■ **Aim of the task**:
Examine the entries and show every line in which the word "返回表示音频" is found.

Source data:

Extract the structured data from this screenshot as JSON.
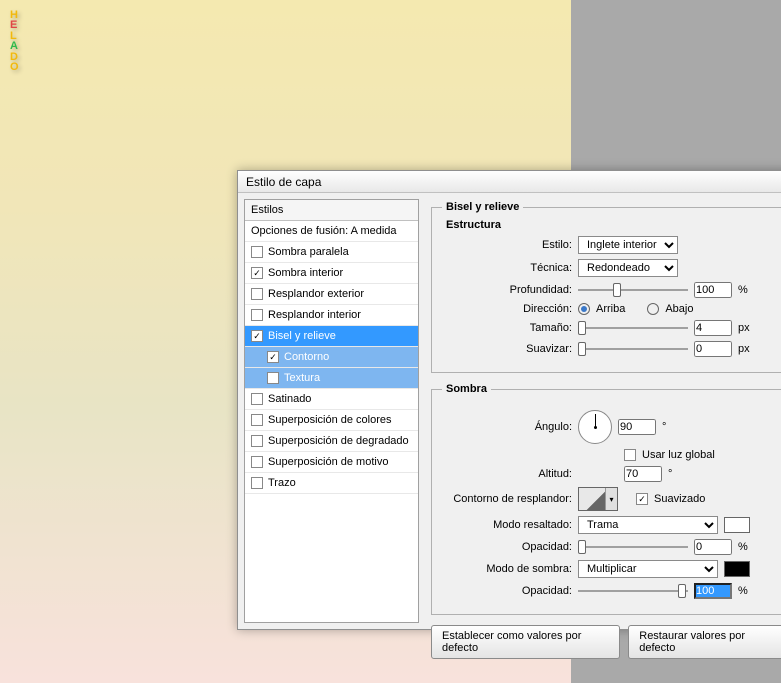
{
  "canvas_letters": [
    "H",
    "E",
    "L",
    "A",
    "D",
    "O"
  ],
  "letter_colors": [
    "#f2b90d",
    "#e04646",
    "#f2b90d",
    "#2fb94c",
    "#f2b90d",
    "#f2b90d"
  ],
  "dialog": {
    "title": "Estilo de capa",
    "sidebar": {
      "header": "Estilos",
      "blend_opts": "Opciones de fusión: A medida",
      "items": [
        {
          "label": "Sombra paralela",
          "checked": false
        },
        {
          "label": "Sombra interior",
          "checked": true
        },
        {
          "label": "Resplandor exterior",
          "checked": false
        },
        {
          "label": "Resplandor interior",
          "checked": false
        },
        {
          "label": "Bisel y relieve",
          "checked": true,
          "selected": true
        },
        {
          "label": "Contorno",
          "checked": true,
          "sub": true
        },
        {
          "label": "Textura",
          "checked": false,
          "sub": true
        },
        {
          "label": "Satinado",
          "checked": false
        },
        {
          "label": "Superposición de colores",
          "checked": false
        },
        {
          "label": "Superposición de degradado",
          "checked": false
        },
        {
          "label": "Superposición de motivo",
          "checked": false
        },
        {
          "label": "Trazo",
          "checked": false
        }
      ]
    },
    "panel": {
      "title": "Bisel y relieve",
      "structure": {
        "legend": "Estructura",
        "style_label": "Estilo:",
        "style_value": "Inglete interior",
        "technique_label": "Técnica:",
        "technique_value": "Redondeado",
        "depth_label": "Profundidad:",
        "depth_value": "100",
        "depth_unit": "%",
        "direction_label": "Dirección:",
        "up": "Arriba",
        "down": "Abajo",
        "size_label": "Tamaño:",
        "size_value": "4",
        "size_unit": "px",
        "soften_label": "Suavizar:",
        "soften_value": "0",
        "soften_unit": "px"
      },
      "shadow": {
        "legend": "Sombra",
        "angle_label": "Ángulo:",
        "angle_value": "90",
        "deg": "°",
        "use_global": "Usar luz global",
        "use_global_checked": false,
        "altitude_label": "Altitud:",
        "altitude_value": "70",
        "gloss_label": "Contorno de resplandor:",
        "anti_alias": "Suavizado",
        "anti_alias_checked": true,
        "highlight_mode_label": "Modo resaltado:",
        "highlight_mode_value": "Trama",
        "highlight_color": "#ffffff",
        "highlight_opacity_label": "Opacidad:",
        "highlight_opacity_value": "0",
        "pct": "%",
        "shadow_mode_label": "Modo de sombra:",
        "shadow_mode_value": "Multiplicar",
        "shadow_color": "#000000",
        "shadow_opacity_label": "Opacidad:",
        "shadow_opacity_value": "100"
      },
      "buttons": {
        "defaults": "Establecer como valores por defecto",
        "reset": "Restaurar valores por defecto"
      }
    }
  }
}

--

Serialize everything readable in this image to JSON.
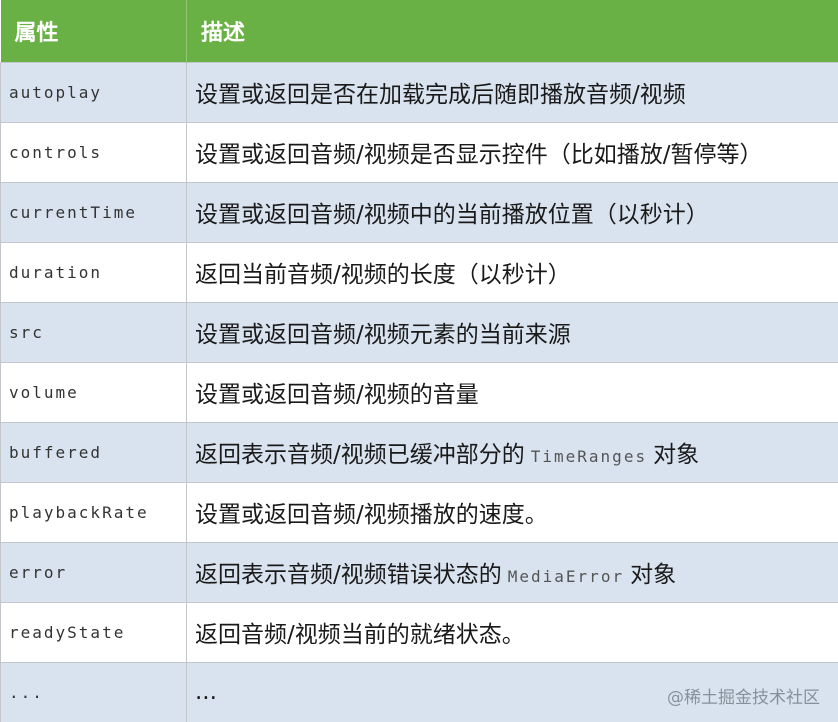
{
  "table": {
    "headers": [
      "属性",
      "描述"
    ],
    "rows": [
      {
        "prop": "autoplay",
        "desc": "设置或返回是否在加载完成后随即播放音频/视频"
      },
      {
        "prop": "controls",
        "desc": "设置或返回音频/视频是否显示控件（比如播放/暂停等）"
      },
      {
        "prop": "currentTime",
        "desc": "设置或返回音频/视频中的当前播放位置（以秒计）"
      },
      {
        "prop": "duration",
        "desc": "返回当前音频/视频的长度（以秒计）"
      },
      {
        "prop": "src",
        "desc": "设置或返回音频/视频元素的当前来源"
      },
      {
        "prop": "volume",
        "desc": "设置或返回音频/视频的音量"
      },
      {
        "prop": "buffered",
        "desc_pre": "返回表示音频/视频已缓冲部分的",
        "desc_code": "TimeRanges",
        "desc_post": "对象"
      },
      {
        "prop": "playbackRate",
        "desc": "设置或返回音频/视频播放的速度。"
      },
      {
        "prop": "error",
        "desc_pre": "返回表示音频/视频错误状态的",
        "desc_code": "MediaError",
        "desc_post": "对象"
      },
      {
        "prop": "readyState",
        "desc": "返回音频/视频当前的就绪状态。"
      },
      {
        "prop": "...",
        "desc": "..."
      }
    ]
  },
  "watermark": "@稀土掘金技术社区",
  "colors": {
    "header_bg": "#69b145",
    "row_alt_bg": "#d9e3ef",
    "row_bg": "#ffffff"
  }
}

...

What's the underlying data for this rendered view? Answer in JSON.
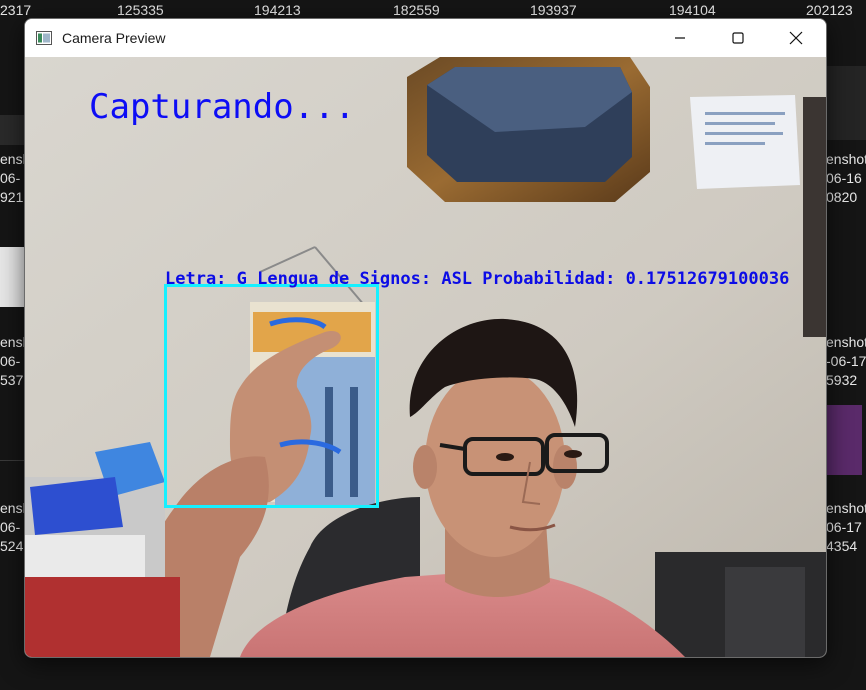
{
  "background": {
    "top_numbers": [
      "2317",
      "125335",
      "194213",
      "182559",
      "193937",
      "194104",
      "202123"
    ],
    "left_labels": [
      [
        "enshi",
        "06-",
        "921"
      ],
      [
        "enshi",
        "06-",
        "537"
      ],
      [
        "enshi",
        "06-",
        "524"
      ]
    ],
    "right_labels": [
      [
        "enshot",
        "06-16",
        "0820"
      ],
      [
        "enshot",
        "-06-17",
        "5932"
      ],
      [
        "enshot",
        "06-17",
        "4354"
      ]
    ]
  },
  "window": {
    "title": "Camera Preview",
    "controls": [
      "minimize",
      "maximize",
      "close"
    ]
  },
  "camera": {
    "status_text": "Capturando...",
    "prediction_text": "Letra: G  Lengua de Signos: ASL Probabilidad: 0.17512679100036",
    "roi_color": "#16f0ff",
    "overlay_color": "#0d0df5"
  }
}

■ **Written response**:
        "desc_pre": "返回表示音频/视频已缓冲部分的",
        "desc_pre": "返回表示音频/视频错误状态的",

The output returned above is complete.